(Structured figure records)
────────────────

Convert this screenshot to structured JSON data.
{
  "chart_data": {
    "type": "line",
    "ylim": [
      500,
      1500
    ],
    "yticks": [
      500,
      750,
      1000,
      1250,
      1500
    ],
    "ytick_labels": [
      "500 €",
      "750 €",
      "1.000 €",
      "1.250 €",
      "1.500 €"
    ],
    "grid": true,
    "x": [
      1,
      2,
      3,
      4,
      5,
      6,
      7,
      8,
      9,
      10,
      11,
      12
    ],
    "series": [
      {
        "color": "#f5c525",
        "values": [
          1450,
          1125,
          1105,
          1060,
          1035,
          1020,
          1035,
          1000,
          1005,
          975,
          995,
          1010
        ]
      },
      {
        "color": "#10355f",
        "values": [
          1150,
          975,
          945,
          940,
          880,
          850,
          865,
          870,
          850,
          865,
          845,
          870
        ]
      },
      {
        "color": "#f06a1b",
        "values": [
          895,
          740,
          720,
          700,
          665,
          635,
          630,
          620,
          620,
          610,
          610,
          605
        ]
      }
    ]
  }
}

────────────────

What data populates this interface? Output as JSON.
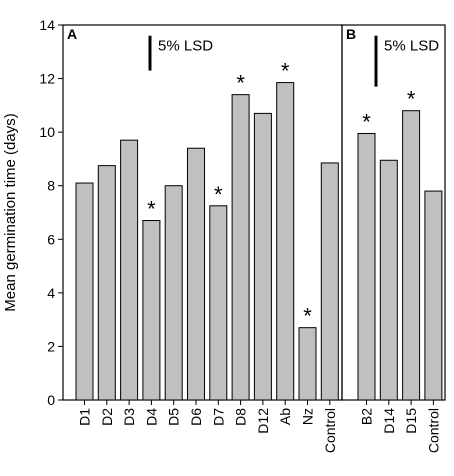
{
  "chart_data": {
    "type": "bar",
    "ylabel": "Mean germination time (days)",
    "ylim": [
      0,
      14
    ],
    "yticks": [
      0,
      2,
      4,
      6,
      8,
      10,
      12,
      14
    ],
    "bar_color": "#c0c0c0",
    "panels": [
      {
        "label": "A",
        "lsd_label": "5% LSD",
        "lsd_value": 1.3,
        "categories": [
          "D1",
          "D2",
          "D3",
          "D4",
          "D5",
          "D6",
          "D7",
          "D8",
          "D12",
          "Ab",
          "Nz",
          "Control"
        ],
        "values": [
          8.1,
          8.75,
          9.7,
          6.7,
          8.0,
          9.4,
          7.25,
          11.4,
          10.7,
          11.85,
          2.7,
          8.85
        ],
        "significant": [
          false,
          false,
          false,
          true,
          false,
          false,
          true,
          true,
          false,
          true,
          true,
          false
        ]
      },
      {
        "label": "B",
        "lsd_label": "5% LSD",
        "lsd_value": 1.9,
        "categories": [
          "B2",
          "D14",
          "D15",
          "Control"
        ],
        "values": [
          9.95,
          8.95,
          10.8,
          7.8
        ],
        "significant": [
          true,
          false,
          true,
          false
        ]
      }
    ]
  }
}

────────────────

**Task description**
Pull every line containing "this" out of the data above.

**Result**
Convert this screenshot to structured JSON data.
What data populates this interface? Output as JSON.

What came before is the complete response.